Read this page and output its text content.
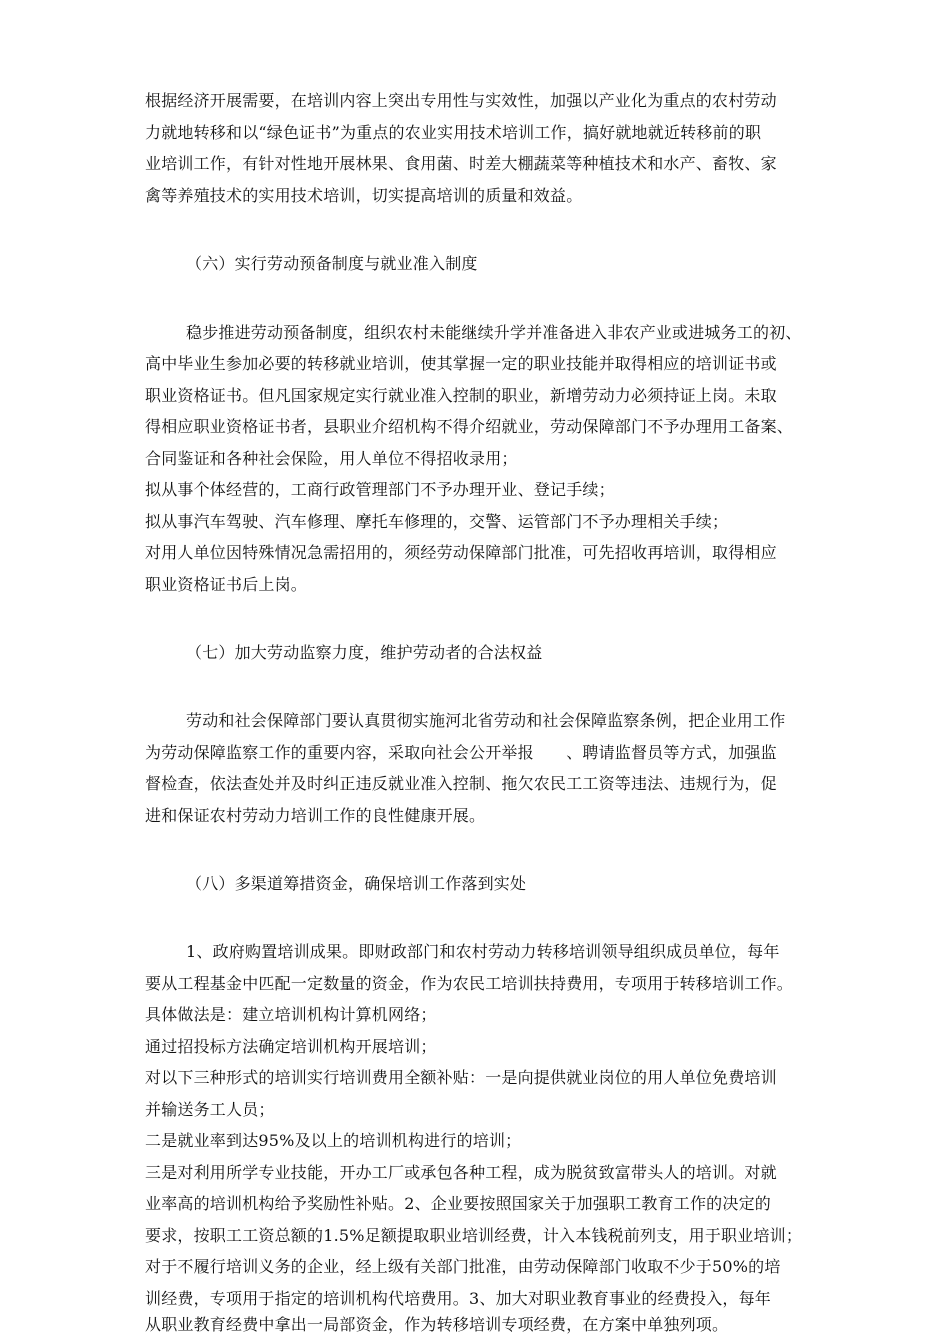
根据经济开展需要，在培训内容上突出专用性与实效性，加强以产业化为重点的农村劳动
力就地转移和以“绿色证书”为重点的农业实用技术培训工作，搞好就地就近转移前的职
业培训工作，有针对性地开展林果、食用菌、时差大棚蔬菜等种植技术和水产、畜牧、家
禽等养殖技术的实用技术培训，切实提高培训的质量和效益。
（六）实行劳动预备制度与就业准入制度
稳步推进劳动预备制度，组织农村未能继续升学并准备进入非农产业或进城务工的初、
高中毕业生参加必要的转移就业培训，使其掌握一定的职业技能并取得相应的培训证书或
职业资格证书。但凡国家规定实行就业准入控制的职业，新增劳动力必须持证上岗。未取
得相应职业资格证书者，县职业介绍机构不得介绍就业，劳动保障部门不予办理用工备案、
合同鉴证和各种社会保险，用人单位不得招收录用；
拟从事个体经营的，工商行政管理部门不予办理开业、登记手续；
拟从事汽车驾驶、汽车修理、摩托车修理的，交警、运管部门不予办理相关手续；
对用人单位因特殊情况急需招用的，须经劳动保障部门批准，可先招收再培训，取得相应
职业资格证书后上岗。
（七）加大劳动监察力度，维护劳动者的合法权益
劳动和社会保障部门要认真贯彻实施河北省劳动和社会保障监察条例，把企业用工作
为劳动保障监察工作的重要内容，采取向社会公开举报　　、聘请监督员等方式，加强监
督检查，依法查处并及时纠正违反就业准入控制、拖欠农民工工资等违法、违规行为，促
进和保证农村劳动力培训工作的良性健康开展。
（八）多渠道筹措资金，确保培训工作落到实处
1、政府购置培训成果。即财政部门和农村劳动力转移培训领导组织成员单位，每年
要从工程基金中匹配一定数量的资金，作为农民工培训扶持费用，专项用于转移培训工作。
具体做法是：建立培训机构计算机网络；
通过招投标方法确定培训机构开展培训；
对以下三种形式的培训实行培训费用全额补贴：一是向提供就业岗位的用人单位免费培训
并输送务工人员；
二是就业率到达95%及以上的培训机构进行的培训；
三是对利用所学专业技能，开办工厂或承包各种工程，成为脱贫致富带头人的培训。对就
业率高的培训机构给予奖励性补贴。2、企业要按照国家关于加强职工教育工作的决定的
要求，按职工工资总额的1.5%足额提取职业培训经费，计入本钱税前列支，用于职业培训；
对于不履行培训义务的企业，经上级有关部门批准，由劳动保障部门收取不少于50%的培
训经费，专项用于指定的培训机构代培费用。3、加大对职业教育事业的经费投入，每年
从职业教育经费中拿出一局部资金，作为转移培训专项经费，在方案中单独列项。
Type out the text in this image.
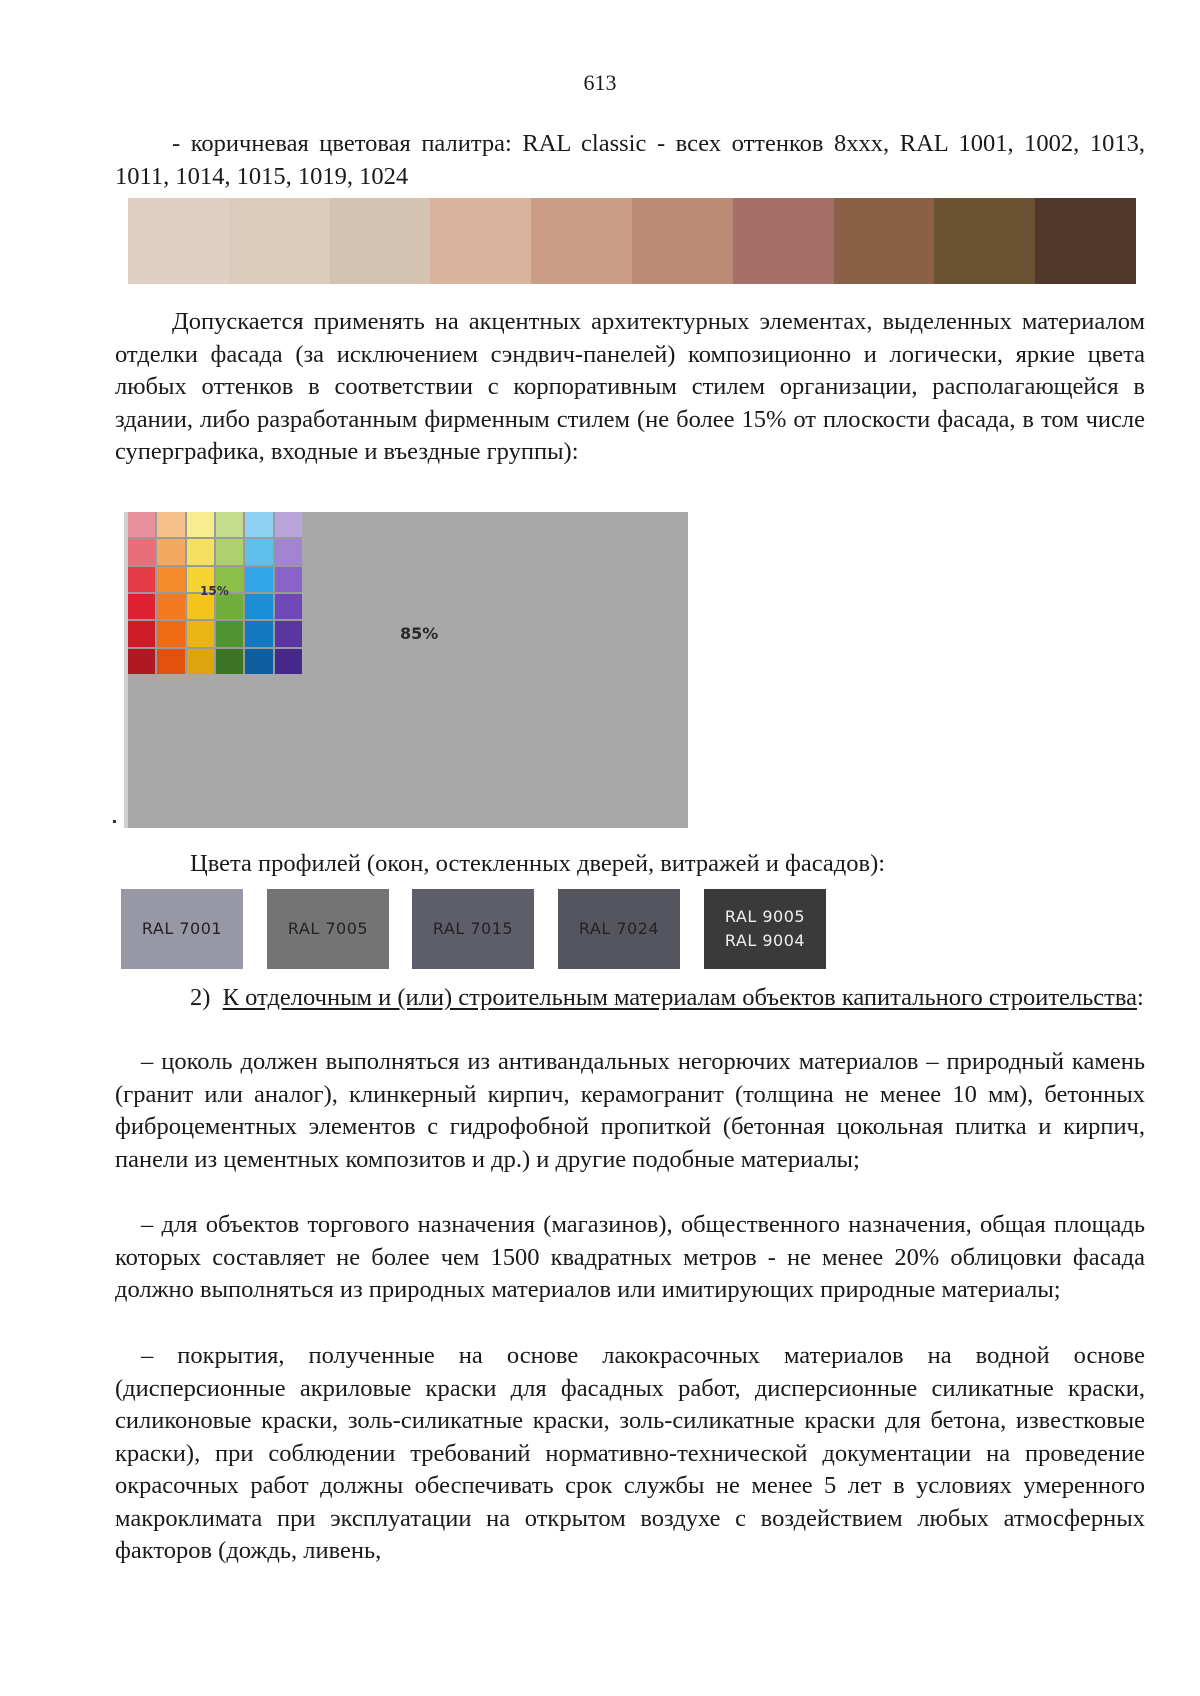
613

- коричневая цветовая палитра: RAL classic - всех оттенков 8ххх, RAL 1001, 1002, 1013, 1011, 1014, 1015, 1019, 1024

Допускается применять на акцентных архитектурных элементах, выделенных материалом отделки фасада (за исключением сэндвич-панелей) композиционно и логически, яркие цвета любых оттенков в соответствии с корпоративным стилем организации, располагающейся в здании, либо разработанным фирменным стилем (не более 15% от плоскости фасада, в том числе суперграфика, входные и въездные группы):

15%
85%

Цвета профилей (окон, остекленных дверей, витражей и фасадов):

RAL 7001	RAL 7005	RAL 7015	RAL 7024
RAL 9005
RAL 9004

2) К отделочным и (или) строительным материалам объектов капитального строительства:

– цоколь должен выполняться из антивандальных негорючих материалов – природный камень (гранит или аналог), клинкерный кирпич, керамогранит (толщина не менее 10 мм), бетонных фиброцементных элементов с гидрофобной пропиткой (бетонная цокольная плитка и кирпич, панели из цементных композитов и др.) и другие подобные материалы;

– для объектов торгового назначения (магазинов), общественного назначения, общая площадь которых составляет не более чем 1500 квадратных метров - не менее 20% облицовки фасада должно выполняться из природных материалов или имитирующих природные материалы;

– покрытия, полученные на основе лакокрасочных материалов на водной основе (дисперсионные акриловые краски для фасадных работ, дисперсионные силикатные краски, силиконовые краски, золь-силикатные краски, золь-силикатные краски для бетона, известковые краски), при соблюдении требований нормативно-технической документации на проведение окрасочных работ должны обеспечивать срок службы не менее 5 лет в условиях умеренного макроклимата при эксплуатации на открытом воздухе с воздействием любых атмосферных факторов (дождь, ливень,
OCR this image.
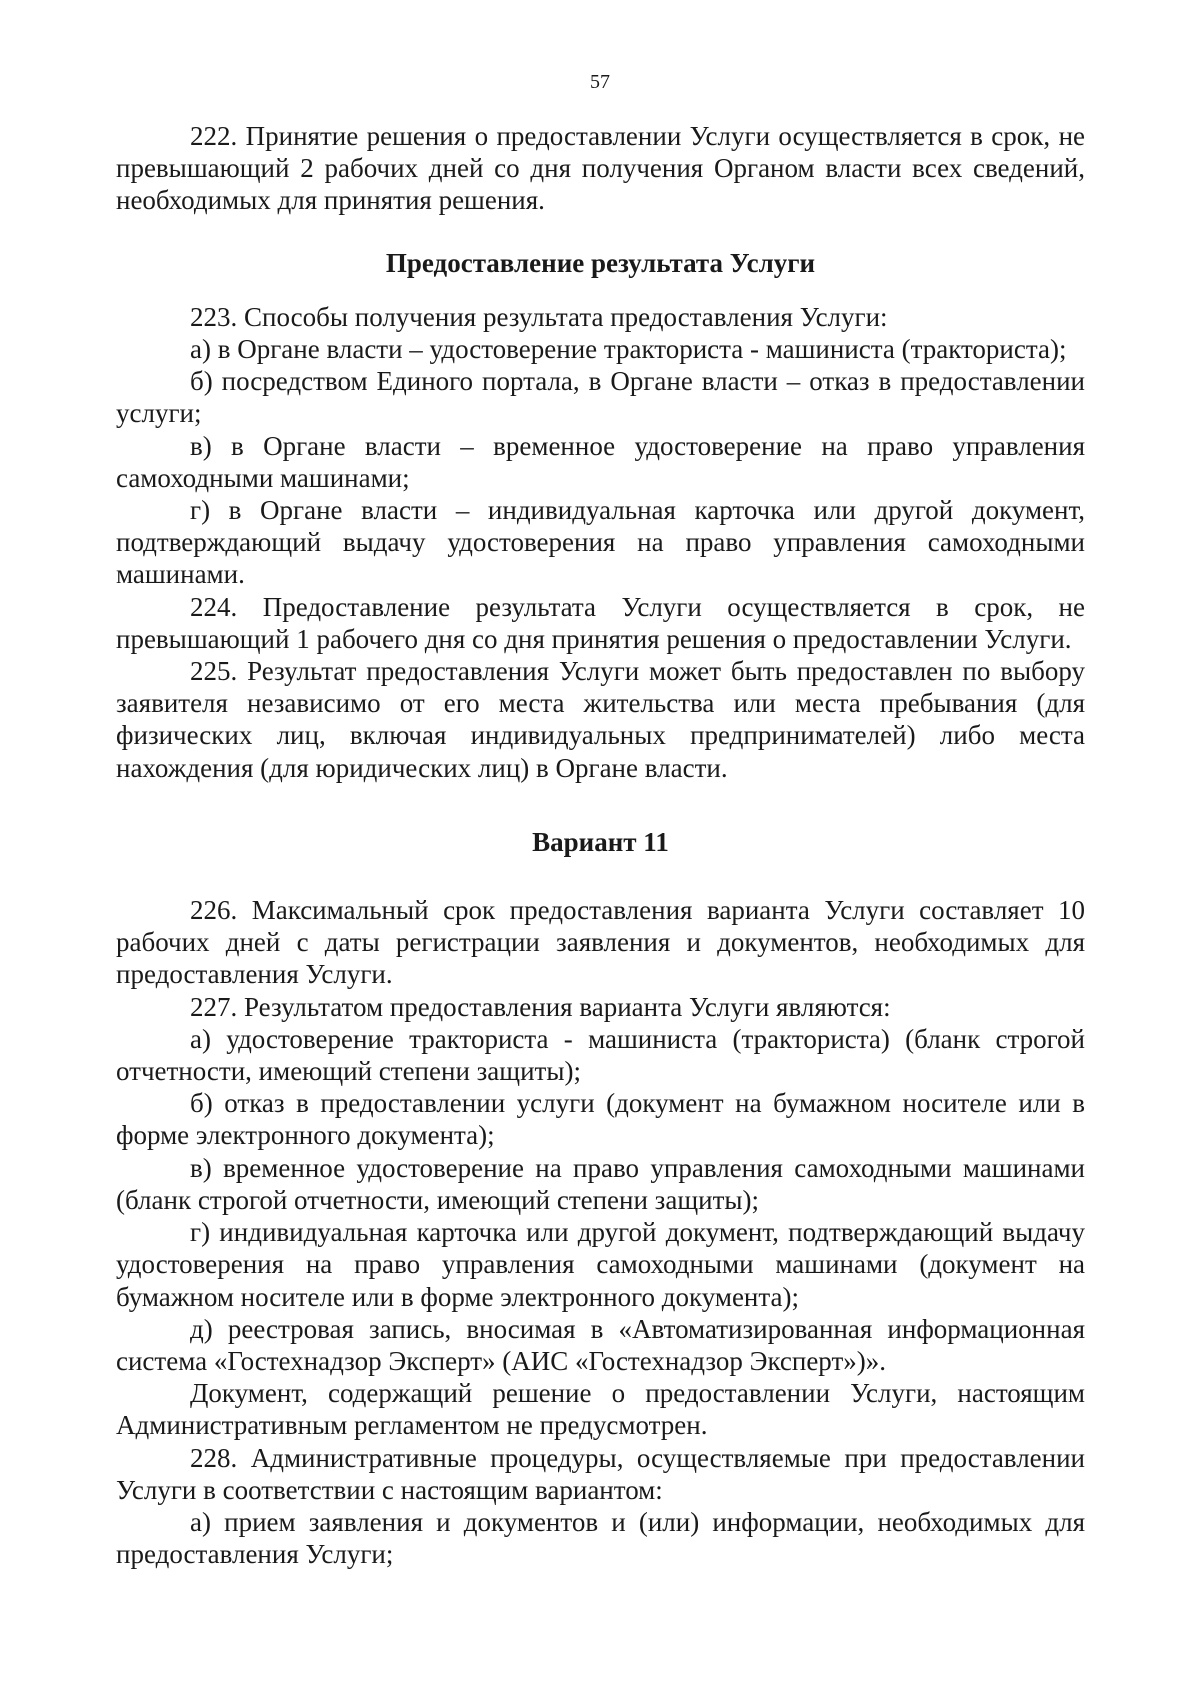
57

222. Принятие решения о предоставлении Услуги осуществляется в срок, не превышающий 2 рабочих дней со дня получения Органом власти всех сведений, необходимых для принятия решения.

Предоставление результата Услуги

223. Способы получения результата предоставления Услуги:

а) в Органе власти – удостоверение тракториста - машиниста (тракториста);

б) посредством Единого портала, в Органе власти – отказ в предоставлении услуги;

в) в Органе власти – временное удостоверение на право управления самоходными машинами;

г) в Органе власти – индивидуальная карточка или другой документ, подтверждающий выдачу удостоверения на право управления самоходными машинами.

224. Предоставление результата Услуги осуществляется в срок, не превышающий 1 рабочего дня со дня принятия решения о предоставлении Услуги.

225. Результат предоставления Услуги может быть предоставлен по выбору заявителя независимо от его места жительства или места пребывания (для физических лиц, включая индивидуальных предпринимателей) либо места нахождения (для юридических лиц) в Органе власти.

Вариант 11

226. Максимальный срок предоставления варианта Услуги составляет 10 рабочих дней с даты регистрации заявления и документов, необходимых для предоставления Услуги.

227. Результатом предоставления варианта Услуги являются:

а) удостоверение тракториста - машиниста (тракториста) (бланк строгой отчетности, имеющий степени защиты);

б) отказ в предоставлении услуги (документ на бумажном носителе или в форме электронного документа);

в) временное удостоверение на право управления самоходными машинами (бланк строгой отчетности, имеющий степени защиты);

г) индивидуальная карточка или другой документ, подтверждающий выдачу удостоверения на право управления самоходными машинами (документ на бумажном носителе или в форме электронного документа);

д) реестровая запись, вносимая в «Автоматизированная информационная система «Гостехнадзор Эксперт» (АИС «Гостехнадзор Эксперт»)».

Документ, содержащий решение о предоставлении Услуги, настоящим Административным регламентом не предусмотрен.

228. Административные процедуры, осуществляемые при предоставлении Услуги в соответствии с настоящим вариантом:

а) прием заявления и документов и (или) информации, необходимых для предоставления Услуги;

STATED GOAL:
Keep every word of the data as it is when you write it out, but drop the pictures.

COMPLETED TASK:
Read this page and output its text content.
根据经济开展需要，在培训内容上突出专用性与实效性，加强以产业化为重点的农村劳动
力就地转移和以“绿色证书”为重点的农业实用技术培训工作，搞好就地就近转移前的职
业培训工作，有针对性地开展林果、食用菌、时差大棚蔬菜等种植技术和水产、畜牧、家
禽等养殖技术的实用技术培训，切实提高培训的质量和效益。
（六）实行劳动预备制度与就业准入制度
稳步推进劳动预备制度，组织农村未能继续升学并准备进入非农产业或进城务工的初、
高中毕业生参加必要的转移就业培训，使其掌握一定的职业技能并取得相应的培训证书或
职业资格证书。但凡国家规定实行就业准入控制的职业，新增劳动力必须持证上岗。未取
得相应职业资格证书者，县职业介绍机构不得介绍就业，劳动保障部门不予办理用工备案、
合同鉴证和各种社会保险，用人单位不得招收录用；
拟从事个体经营的，工商行政管理部门不予办理开业、登记手续；
拟从事汽车驾驶、汽车修理、摩托车修理的，交警、运管部门不予办理相关手续；
对用人单位因特殊情况急需招用的，须经劳动保障部门批准，可先招收再培训，取得相应
职业资格证书后上岗。
（七）加大劳动监察力度，维护劳动者的合法权益
劳动和社会保障部门要认真贯彻实施河北省劳动和社会保障监察条例，把企业用工作
为劳动保障监察工作的重要内容，采取向社会公开举报　　、聘请监督员等方式，加强监
督检查，依法查处并及时纠正违反就业准入控制、拖欠农民工工资等违法、违规行为，促
进和保证农村劳动力培训工作的良性健康开展。
（八）多渠道筹措资金，确保培训工作落到实处
1、政府购置培训成果。即财政部门和农村劳动力转移培训领导组织成员单位，每年
要从工程基金中匹配一定数量的资金，作为农民工培训扶持费用，专项用于转移培训工作。
具体做法是：建立培训机构计算机网络；
通过招投标方法确定培训机构开展培训；
对以下三种形式的培训实行培训费用全额补贴：一是向提供就业岗位的用人单位免费培训
并输送务工人员；
二是就业率到达95%及以上的培训机构进行的培训；
三是对利用所学专业技能，开办工厂或承包各种工程，成为脱贫致富带头人的培训。对就
业率高的培训机构给予奖励性补贴。2、企业要按照国家关于加强职工教育工作的决定的
要求，按职工工资总额的1.5%足额提取职业培训经费，计入本钱税前列支，用于职业培训；
对于不履行培训义务的企业，经上级有关部门批准，由劳动保障部门收取不少于50%的培
训经费，专项用于指定的培训机构代培费用。3、加大对职业教育事业的经费投入，每年
从职业教育经费中拿出一局部资金，作为转移培训专项经费，在方案中单独列项。
Type out the text in this image.
613

- коричневая цветовая палитра: RAL classic - всех оттенков 8ххх, RAL 1001, 1002, 1013, 1011, 1014, 1015, 1019, 1024

Допускается применять на акцентных архитектурных элементах, выделенных материалом отделки фасада (за исключением сэндвич-панелей) композиционно и логически, яркие цвета любых оттенков в соответствии с корпоративным стилем организации, располагающейся в здании, либо разработанным фирменным стилем (не более 15% от плоскости фасада, в том числе суперграфика, входные и въездные группы):

15%
85%

Цвета профилей (окон, остекленных дверей, витражей и фасадов):

RAL 7001	RAL 7005	RAL 7015	RAL 7024
RAL 9005
RAL 9004

2) К отделочным и (или) строительным материалам объектов капитального строительства:

– цоколь должен выполняться из антивандальных негорючих материалов – природный камень (гранит или аналог), клинкерный кирпич, керамогранит (толщина не менее 10 мм), бетонных фиброцементных элементов с гидрофобной пропиткой (бетонная цокольная плитка и кирпич, панели из цементных композитов и др.) и другие подобные материалы;

– для объектов торгового назначения (магазинов), общественного назначения, общая площадь которых составляет не более чем 1500 квадратных метров - не менее 20% облицовки фасада должно выполняться из природных материалов или имитирующих природные материалы;

– покрытия, полученные на основе лакокрасочных материалов на водной основе (дисперсионные акриловые краски для фасадных работ, дисперсионные силикатные краски, силиконовые краски, золь-силикатные краски, золь-силикатные краски для бетона, известковые краски), при соблюдении требований нормативно-технической документации на проведение окрасочных работ должны обеспечивать срок службы не менее 5 лет в условиях умеренного макроклимата при эксплуатации на открытом воздухе с воздействием любых атмосферных факторов (дождь, ливень,
OCR this image.
57

222. Принятие решения о предоставлении Услуги осуществляется в срок, не превышающий 2 рабочих дней со дня получения Органом власти всех сведений, необходимых для принятия решения.

Предоставление результата Услуги

223. Способы получения результата предоставления Услуги:

а) в Органе власти – удостоверение тракториста - машиниста (тракториста);

б) посредством Единого портала, в Органе власти – отказ в предоставлении услуги;

в) в Органе власти – временное удостоверение на право управления самоходными машинами;

г) в Органе власти – индивидуальная карточка или другой документ, подтверждающий выдачу удостоверения на право управления самоходными машинами.

224. Предоставление результата Услуги осуществляется в срок, не превышающий 1 рабочего дня со дня принятия решения о предоставлении Услуги.

225. Результат предоставления Услуги может быть предоставлен по выбору заявителя независимо от его места жительства или места пребывания (для физических лиц, включая индивидуальных предпринимателей) либо места нахождения (для юридических лиц) в Органе власти.

Вариант 11

226. Максимальный срок предоставления варианта Услуги составляет 10 рабочих дней с даты регистрации заявления и документов, необходимых для предоставления Услуги.

227. Результатом предоставления варианта Услуги являются:

а) удостоверение тракториста - машиниста (тракториста) (бланк строгой отчетности, имеющий степени защиты);

б) отказ в предоставлении услуги (документ на бумажном носителе или в форме электронного документа);

в) временное удостоверение на право управления самоходными машинами (бланк строгой отчетности, имеющий степени защиты);

г) индивидуальная карточка или другой документ, подтверждающий выдачу удостоверения на право управления самоходными машинами (документ на бумажном носителе или в форме электронного документа);

д) реестровая запись, вносимая в «Автоматизированная информационная система «Гостехнадзор Эксперт» (АИС «Гостехнадзор Эксперт»)».

Документ, содержащий решение о предоставлении Услуги, настоящим Административным регламентом не предусмотрен.

228. Административные процедуры, осуществляемые при предоставлении Услуги в соответствии с настоящим вариантом:

а) прием заявления и документов и (или) информации, необходимых для предоставления Услуги;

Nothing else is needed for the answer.